- **TASK STATEMENT**:
Where the string "content" occurs in the material below, report the whole line.

- **Records**:
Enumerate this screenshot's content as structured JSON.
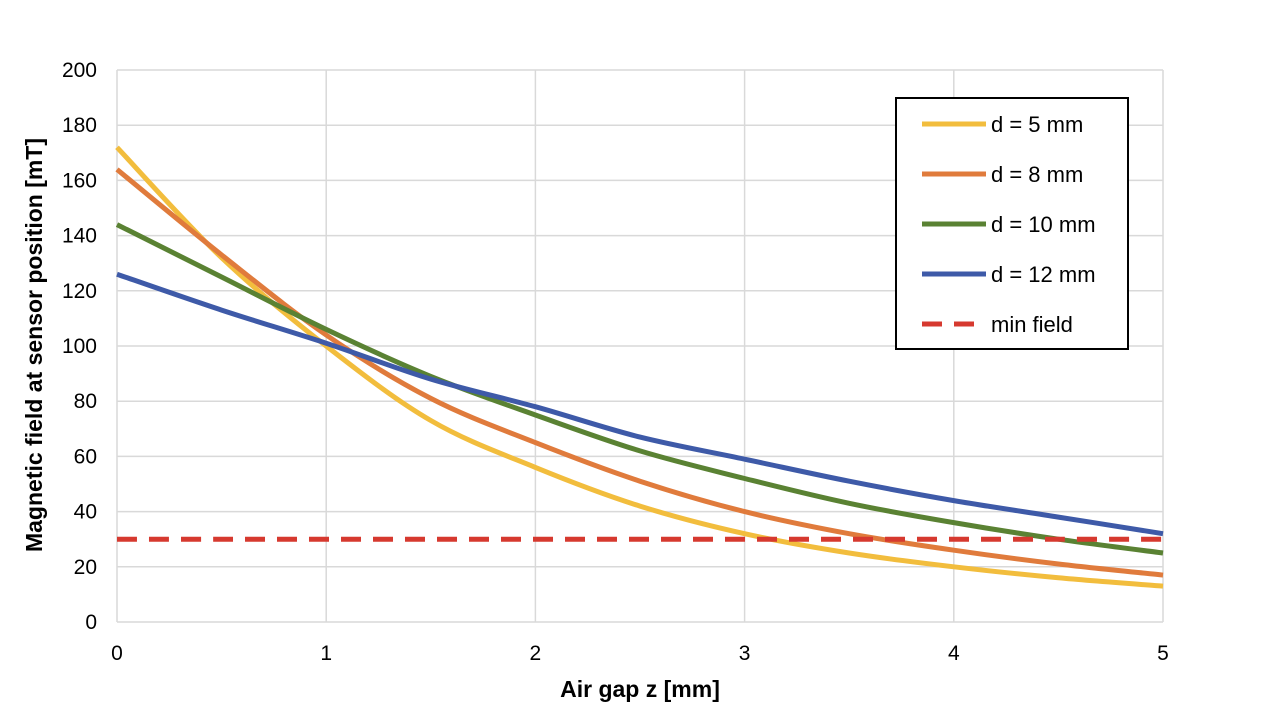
{
  "chart_data": {
    "type": "line",
    "xlabel": "Air gap z [mm]",
    "ylabel": "Magnetic field at sensor position [mT]",
    "xlim": [
      0,
      5
    ],
    "ylim": [
      0,
      200
    ],
    "xticks": [
      "0",
      "1",
      "2",
      "3",
      "4",
      "5"
    ],
    "yticks": [
      "0",
      "20",
      "40",
      "60",
      "80",
      "100",
      "120",
      "140",
      "160",
      "180",
      "200"
    ],
    "grid": true,
    "legend_position": "top-right",
    "x": [
      0,
      0.5,
      1,
      1.5,
      2,
      2.5,
      3,
      3.5,
      4,
      4.5,
      5
    ],
    "series": [
      {
        "name": "d = 5 mm",
        "color": "#f2bd3d",
        "style": "solid",
        "values": [
          172,
          132,
          100,
          73,
          56,
          42,
          32,
          25,
          20,
          16,
          13
        ]
      },
      {
        "name": "d = 8 mm",
        "color": "#e07b3c",
        "style": "solid",
        "values": [
          164,
          133,
          104,
          81,
          65,
          51,
          40,
          32,
          26,
          21,
          17
        ]
      },
      {
        "name": "d = 10 mm",
        "color": "#5a8233",
        "style": "solid",
        "values": [
          144,
          125,
          106,
          89,
          75,
          62,
          52,
          43,
          36,
          30,
          25
        ]
      },
      {
        "name": "d = 12 mm",
        "color": "#3e5aa8",
        "style": "solid",
        "values": [
          126,
          113,
          101,
          88,
          78,
          67,
          59,
          51,
          44,
          38,
          32
        ]
      },
      {
        "name": "min field",
        "color": "#d6392f",
        "style": "dashed",
        "values": [
          30,
          30,
          30,
          30,
          30,
          30,
          30,
          30,
          30,
          30,
          30
        ]
      }
    ]
  }
}
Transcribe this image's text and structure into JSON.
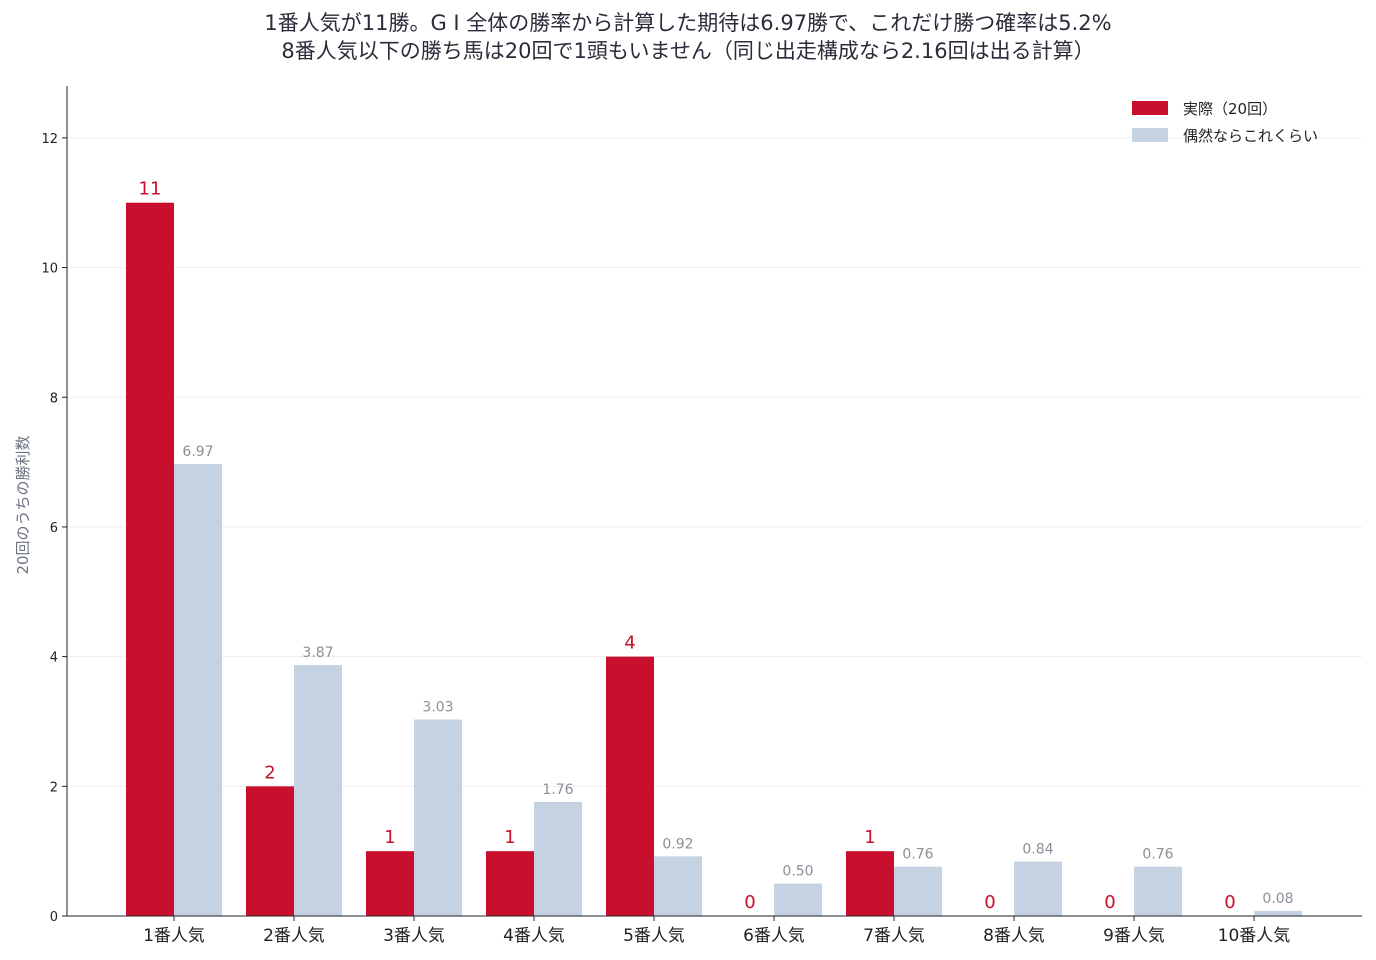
{
  "title_line1": "1番人気が11勝。G I 全体の勝率から計算した期待は6.97勝で、これだけ勝つ確率は5.2%",
  "title_line2": "8番人気以下の勝ち馬は20回で1頭もいません（同じ出走構成なら2.16回は出る計算）",
  "chart_data": {
    "type": "bar",
    "title": "1番人気が11勝。G I 全体の勝率から計算した期待は6.97勝で、これだけ勝つ確率は5.2%\n8番人気以下の勝ち馬は20回で1頭もいません（同じ出走構成なら2.16回は出る計算）",
    "xlabel": "",
    "ylabel": "20回のうちの勝利数",
    "ylim": [
      0,
      12.8
    ],
    "yticks": [
      0,
      2,
      4,
      6,
      8,
      10,
      12
    ],
    "grid": "horizontal",
    "legend_position": "top-right",
    "categories": [
      "1番人気",
      "2番人気",
      "3番人気",
      "4番人気",
      "5番人気",
      "6番人気",
      "7番人気",
      "8番人気",
      "9番人気",
      "10番人気"
    ],
    "series": [
      {
        "name": "実際（20回）",
        "color": "#c8102e",
        "values": [
          11,
          2,
          1,
          1,
          4,
          0,
          1,
          0,
          0,
          0
        ],
        "labels": [
          "11",
          "2",
          "1",
          "1",
          "4",
          "0",
          "1",
          "0",
          "0",
          "0"
        ]
      },
      {
        "name": "偶然ならこれくらい",
        "color": "#c5d2e2",
        "values": [
          6.97,
          3.87,
          3.03,
          1.76,
          0.92,
          0.5,
          0.76,
          0.84,
          0.76,
          0.08
        ],
        "labels": [
          "6.97",
          "3.87",
          "3.03",
          "1.76",
          "0.92",
          "0.50",
          "0.76",
          "0.84",
          "0.76",
          "0.08"
        ]
      }
    ]
  }
}
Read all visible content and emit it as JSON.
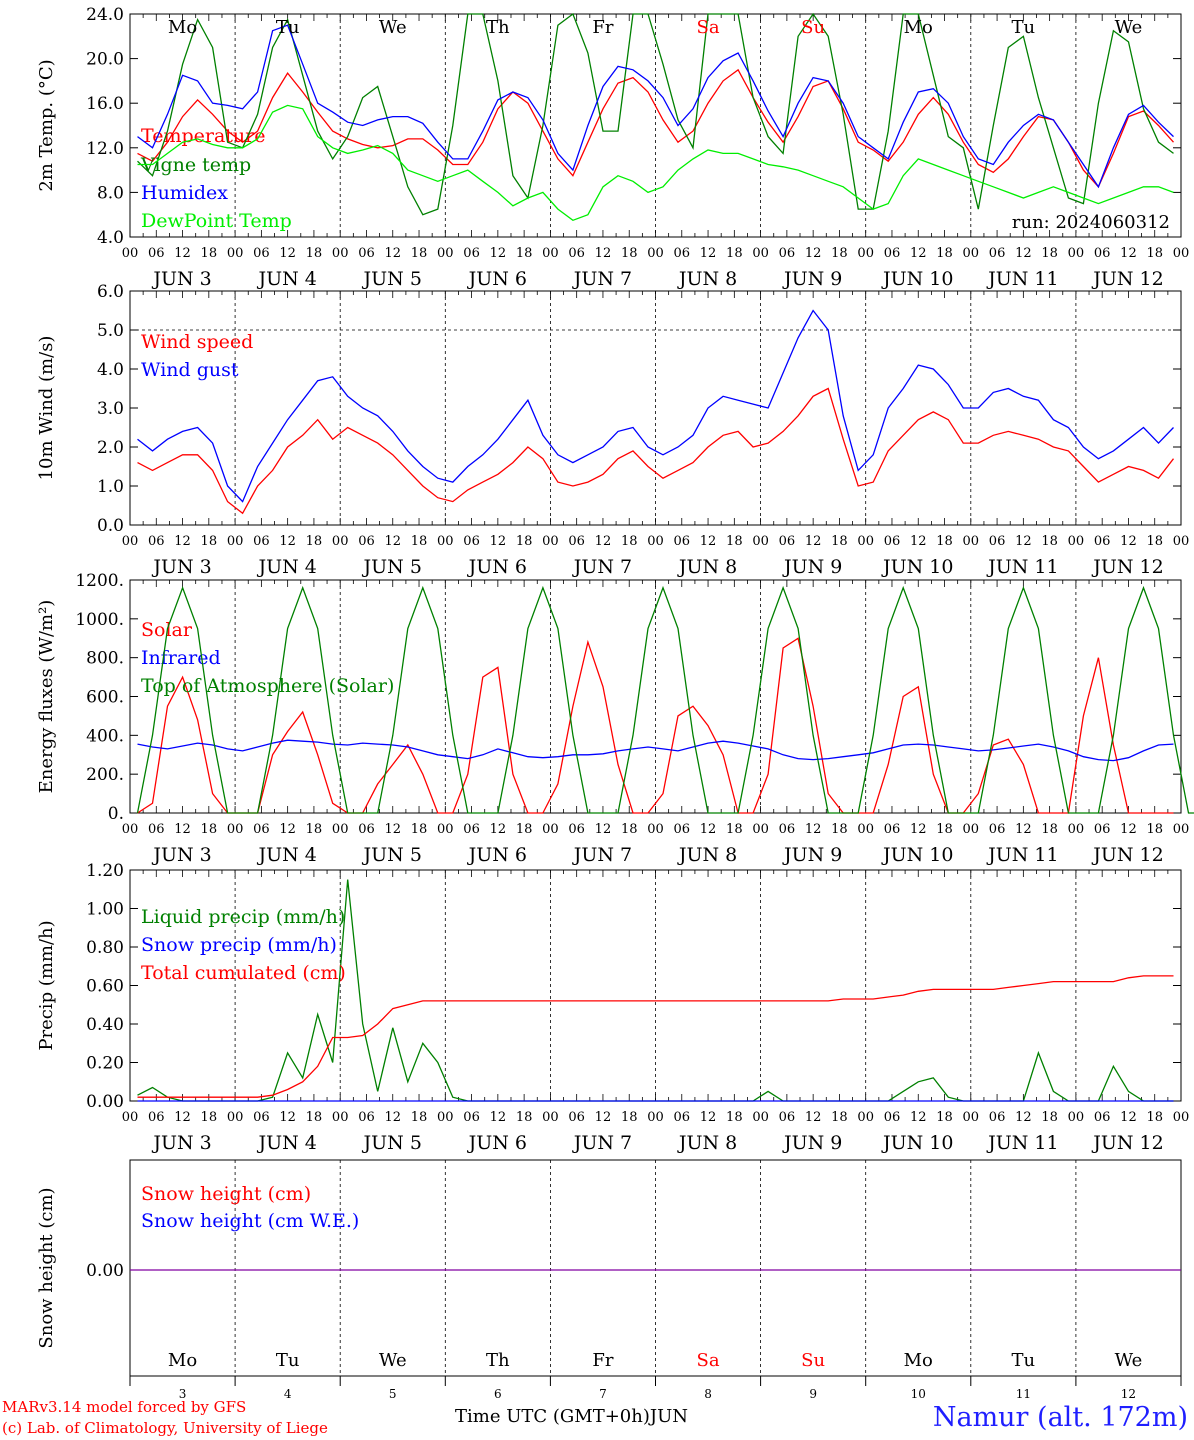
{
  "chart_data": [
    {
      "type": "line",
      "ylabel": "2m Temp. (°C)",
      "ylim": [
        4.0,
        24.0
      ],
      "yticks": [
        "4.0",
        "8.0",
        "12.0",
        "16.0",
        "20.0",
        "24.0"
      ],
      "run_label": "run: 2024060312",
      "series": [
        {
          "name": "Temperature",
          "color": "#ff0000",
          "values": [
            11.5,
            10.8,
            12.5,
            14.8,
            16.3,
            15.0,
            13.5,
            12.5,
            13.5,
            16.5,
            18.7,
            17.0,
            15.2,
            13.5,
            12.8,
            12.3,
            12.0,
            12.2,
            12.8,
            12.8,
            11.8,
            10.5,
            10.5,
            12.5,
            15.5,
            17.0,
            16.0,
            13.5,
            11.0,
            9.5,
            12.5,
            15.5,
            17.8,
            18.3,
            17.0,
            14.5,
            12.5,
            13.5,
            16.0,
            18.0,
            19.0,
            16.5,
            14.3,
            12.5,
            14.8,
            17.5,
            18.0,
            15.5,
            12.5,
            11.8,
            10.8,
            12.5,
            15.0,
            16.5,
            15.0,
            12.5,
            10.5,
            9.8,
            11.0,
            13.0,
            14.8,
            14.5,
            12.5,
            10.0,
            8.5,
            11.5,
            14.8,
            15.3,
            14.0,
            12.5
          ]
        },
        {
          "name": "Vigne temp",
          "color": "#008000",
          "values": [
            10.8,
            9.5,
            13.5,
            19.5,
            23.5,
            21.0,
            12.5,
            12.0,
            15.0,
            21.0,
            23.5,
            18.5,
            13.5,
            11.0,
            13.0,
            16.5,
            17.5,
            13.0,
            8.5,
            6.0,
            6.5,
            14.0,
            24.0,
            24.0,
            18.0,
            9.5,
            7.5,
            14.0,
            23.0,
            24.0,
            20.5,
            13.5,
            13.5,
            24.0,
            24.0,
            19.5,
            14.5,
            12.0,
            24.0,
            24.0,
            24.0,
            16.5,
            13.0,
            11.5,
            22.0,
            24.0,
            22.0,
            15.0,
            6.5,
            6.5,
            13.5,
            24.0,
            24.0,
            18.5,
            13.0,
            12.0,
            6.5,
            14.0,
            21.0,
            22.0,
            16.5,
            12.0,
            7.5,
            7.0,
            16.0,
            22.5,
            21.5,
            15.5,
            12.5,
            11.5
          ]
        },
        {
          "name": "Humidex",
          "color": "#0000ff",
          "values": [
            13.0,
            12.0,
            15.0,
            18.5,
            18.0,
            16.0,
            15.8,
            15.5,
            17.0,
            22.5,
            23.0,
            19.5,
            16.0,
            15.2,
            14.3,
            14.0,
            14.5,
            14.8,
            14.8,
            14.2,
            12.5,
            11.0,
            11.0,
            13.5,
            16.3,
            17.0,
            16.5,
            14.5,
            11.5,
            10.0,
            14.0,
            17.5,
            19.3,
            19.0,
            18.0,
            16.5,
            14.0,
            15.5,
            18.3,
            19.8,
            20.5,
            18.0,
            15.3,
            13.0,
            16.0,
            18.3,
            18.0,
            16.0,
            13.0,
            12.0,
            11.0,
            14.3,
            17.0,
            17.3,
            16.0,
            13.0,
            11.0,
            10.5,
            12.5,
            14.0,
            15.0,
            14.5,
            12.5,
            10.5,
            8.5,
            12.0,
            15.0,
            15.8,
            14.3,
            13.0
          ]
        },
        {
          "name": "DewPoint Temp",
          "color": "#00ee00",
          "values": [
            10.5,
            10.5,
            11.5,
            12.5,
            12.8,
            12.3,
            12.0,
            12.0,
            12.8,
            15.2,
            15.8,
            15.5,
            13.0,
            12.0,
            11.5,
            11.8,
            12.2,
            11.5,
            10.0,
            9.5,
            9.0,
            9.5,
            10.0,
            9.0,
            8.0,
            6.8,
            7.5,
            8.0,
            6.5,
            5.5,
            6.0,
            8.5,
            9.5,
            9.0,
            8.0,
            8.5,
            10.0,
            11.0,
            11.8,
            11.5,
            11.5,
            11.0,
            10.5,
            10.3,
            10.0,
            9.5,
            9.0,
            8.5,
            7.5,
            6.5,
            7.0,
            9.5,
            11.0,
            10.5,
            10.0,
            9.5,
            9.0,
            8.5,
            8.0,
            7.5,
            8.0,
            8.5,
            8.0,
            7.5,
            7.0,
            7.5,
            8.0,
            8.5,
            8.5,
            8.0
          ]
        }
      ]
    },
    {
      "type": "line",
      "ylabel": "10m Wind (m/s)",
      "ylim": [
        0.0,
        6.0
      ],
      "yticks": [
        "0.0",
        "1.0",
        "2.0",
        "3.0",
        "4.0",
        "5.0",
        "6.0"
      ],
      "series": [
        {
          "name": "Wind speed",
          "color": "#ff0000",
          "values": [
            1.6,
            1.4,
            1.6,
            1.8,
            1.8,
            1.4,
            0.6,
            0.3,
            1.0,
            1.4,
            2.0,
            2.3,
            2.7,
            2.2,
            2.5,
            2.3,
            2.1,
            1.8,
            1.4,
            1.0,
            0.7,
            0.6,
            0.9,
            1.1,
            1.3,
            1.6,
            2.0,
            1.7,
            1.1,
            1.0,
            1.1,
            1.3,
            1.7,
            1.9,
            1.5,
            1.2,
            1.4,
            1.6,
            2.0,
            2.3,
            2.4,
            2.0,
            2.1,
            2.4,
            2.8,
            3.3,
            3.5,
            2.2,
            1.0,
            1.1,
            1.9,
            2.3,
            2.7,
            2.9,
            2.7,
            2.1,
            2.1,
            2.3,
            2.4,
            2.3,
            2.2,
            2.0,
            1.9,
            1.5,
            1.1,
            1.3,
            1.5,
            1.4,
            1.2,
            1.7
          ]
        },
        {
          "name": "Wind gust",
          "color": "#0000ff",
          "values": [
            2.2,
            1.9,
            2.2,
            2.4,
            2.5,
            2.1,
            1.0,
            0.6,
            1.5,
            2.1,
            2.7,
            3.2,
            3.7,
            3.8,
            3.3,
            3.0,
            2.8,
            2.4,
            1.9,
            1.5,
            1.2,
            1.1,
            1.5,
            1.8,
            2.2,
            2.7,
            3.2,
            2.3,
            1.8,
            1.6,
            1.8,
            2.0,
            2.4,
            2.5,
            2.0,
            1.8,
            2.0,
            2.3,
            3.0,
            3.3,
            3.2,
            3.1,
            3.0,
            3.9,
            4.8,
            5.5,
            5.0,
            2.8,
            1.4,
            1.8,
            3.0,
            3.5,
            4.1,
            4.0,
            3.6,
            3.0,
            3.0,
            3.4,
            3.5,
            3.3,
            3.2,
            2.7,
            2.5,
            2.0,
            1.7,
            1.9,
            2.2,
            2.5,
            2.1,
            2.5
          ]
        }
      ]
    },
    {
      "type": "line",
      "ylabel": "Energy fluxes (W/m²)",
      "ylim": [
        0,
        1200
      ],
      "yticks": [
        "0.",
        "200.",
        "400.",
        "600.",
        "800.",
        "1000.",
        "1200."
      ],
      "series": [
        {
          "name": "Solar",
          "color": "#ff0000",
          "values": [
            0,
            50,
            550,
            700,
            480,
            100,
            0,
            0,
            0,
            300,
            420,
            520,
            300,
            50,
            0,
            0,
            150,
            250,
            350,
            200,
            0,
            0,
            200,
            700,
            750,
            200,
            0,
            0,
            150,
            550,
            880,
            650,
            250,
            0,
            0,
            100,
            500,
            550,
            450,
            300,
            0,
            0,
            200,
            850,
            900,
            550,
            100,
            0,
            0,
            0,
            250,
            600,
            650,
            200,
            0,
            0,
            100,
            350,
            380,
            250,
            0,
            0,
            0,
            500,
            800,
            350,
            0,
            0,
            0,
            0
          ]
        },
        {
          "name": "Infrared",
          "color": "#0000ff",
          "values": [
            355,
            340,
            330,
            345,
            360,
            350,
            330,
            320,
            340,
            360,
            375,
            370,
            365,
            355,
            350,
            360,
            355,
            350,
            340,
            320,
            300,
            290,
            280,
            300,
            330,
            310,
            290,
            285,
            290,
            300,
            300,
            305,
            320,
            330,
            340,
            330,
            320,
            340,
            360,
            370,
            360,
            345,
            330,
            300,
            280,
            275,
            280,
            290,
            300,
            310,
            330,
            350,
            355,
            350,
            340,
            330,
            320,
            325,
            335,
            345,
            355,
            340,
            320,
            290,
            275,
            270,
            285,
            320,
            350,
            355
          ]
        },
        {
          "name": "Top of Atmosphere (Solar)",
          "color": "#008000",
          "values": [
            0,
            400,
            950,
            1160,
            950,
            400,
            0,
            0,
            0,
            400,
            950,
            1160,
            950,
            400,
            0,
            0,
            0,
            400,
            950,
            1160,
            950,
            400,
            0,
            0,
            0,
            400,
            950,
            1160,
            950,
            400,
            0,
            0,
            0,
            400,
            950,
            1160,
            950,
            400,
            0,
            0,
            0,
            400,
            950,
            1160,
            950,
            400,
            0,
            0,
            0,
            400,
            950,
            1160,
            950,
            400,
            0,
            0,
            0,
            400,
            950,
            1160,
            950,
            400,
            0,
            0,
            0,
            400,
            950,
            1160,
            950,
            400,
            0,
            0
          ]
        }
      ]
    },
    {
      "type": "line",
      "ylabel": "Precip (mm/h)",
      "ylim": [
        0.0,
        1.2
      ],
      "yticks": [
        "0.00",
        "0.20",
        "0.40",
        "0.60",
        "0.80",
        "1.00",
        "1.20"
      ],
      "series": [
        {
          "name": "Liquid precip (mm/h)",
          "color": "#008000",
          "values": [
            0.03,
            0.07,
            0.02,
            0,
            0,
            0,
            0,
            0,
            0,
            0.02,
            0.25,
            0.12,
            0.45,
            0.2,
            1.15,
            0.4,
            0.05,
            0.38,
            0.1,
            0.3,
            0.2,
            0.02,
            0,
            0,
            0,
            0,
            0,
            0,
            0,
            0,
            0,
            0,
            0,
            0,
            0,
            0,
            0,
            0,
            0,
            0,
            0,
            0,
            0.05,
            0,
            0,
            0,
            0,
            0,
            0,
            0,
            0,
            0.05,
            0.1,
            0.12,
            0.02,
            0,
            0,
            0,
            0,
            0,
            0.25,
            0.05,
            0,
            0,
            0,
            0.18,
            0.05,
            0,
            0,
            0
          ]
        },
        {
          "name": "Snow precip (mm/h)",
          "color": "#0000ff",
          "values": [
            0,
            0,
            0,
            0,
            0,
            0,
            0,
            0,
            0,
            0,
            0,
            0,
            0,
            0,
            0,
            0,
            0,
            0,
            0,
            0,
            0,
            0,
            0,
            0,
            0,
            0,
            0,
            0,
            0,
            0,
            0,
            0,
            0,
            0,
            0,
            0,
            0,
            0,
            0,
            0,
            0,
            0,
            0,
            0,
            0,
            0,
            0,
            0,
            0,
            0,
            0,
            0,
            0,
            0,
            0,
            0,
            0,
            0,
            0,
            0,
            0,
            0,
            0,
            0,
            0,
            0,
            0,
            0,
            0,
            0
          ]
        },
        {
          "name": "Total cumulated (cm)",
          "color": "#ff0000",
          "values": [
            0.02,
            0.02,
            0.02,
            0.02,
            0.02,
            0.02,
            0.02,
            0.02,
            0.02,
            0.03,
            0.06,
            0.1,
            0.18,
            0.33,
            0.33,
            0.34,
            0.4,
            0.48,
            0.5,
            0.52,
            0.52,
            0.52,
            0.52,
            0.52,
            0.52,
            0.52,
            0.52,
            0.52,
            0.52,
            0.52,
            0.52,
            0.52,
            0.52,
            0.52,
            0.52,
            0.52,
            0.52,
            0.52,
            0.52,
            0.52,
            0.52,
            0.52,
            0.52,
            0.52,
            0.52,
            0.52,
            0.52,
            0.53,
            0.53,
            0.53,
            0.54,
            0.55,
            0.57,
            0.58,
            0.58,
            0.58,
            0.58,
            0.58,
            0.59,
            0.6,
            0.61,
            0.62,
            0.62,
            0.62,
            0.62,
            0.62,
            0.64,
            0.65,
            0.65,
            0.65
          ]
        }
      ]
    },
    {
      "type": "line",
      "ylabel": "Snow height (cm)",
      "yticks": [
        "0.00"
      ],
      "series": [
        {
          "name": "Snow height (cm)",
          "color": "#ff0000",
          "values": [
            0,
            0
          ]
        },
        {
          "name": "Snow height (cm W.E.)",
          "color": "#0000ff",
          "values": [
            0,
            0
          ]
        }
      ]
    }
  ],
  "x_axis": {
    "hour_ticks": [
      "00",
      "06",
      "12",
      "18"
    ],
    "dates": [
      "JUN 3",
      "JUN 4",
      "JUN 5",
      "JUN 6",
      "JUN 7",
      "JUN 8",
      "JUN 9",
      "JUN 10",
      "JUN 11",
      "JUN 12"
    ],
    "weekdays": [
      "Mo",
      "Tu",
      "We",
      "Th",
      "Fr",
      "Sa",
      "Su",
      "Mo",
      "Tu",
      "We"
    ],
    "weekend_color": "#ff0000",
    "day_numbers": [
      "3",
      "4",
      "5",
      "6",
      "7",
      "8",
      "9",
      "10",
      "11",
      "12"
    ],
    "title": "Time UTC (GMT+0h)",
    "month": "JUN"
  },
  "credits": {
    "line1": "MARv3.14 model forced by GFS",
    "line2": "(c) Lab. of Climatology, University of Liege"
  },
  "station": "Namur (alt. 172m)"
}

- **FULL OUTPUT**:
Enumerate this screenshot's content as structured JSON.
Read all visible content and emit it as JSON.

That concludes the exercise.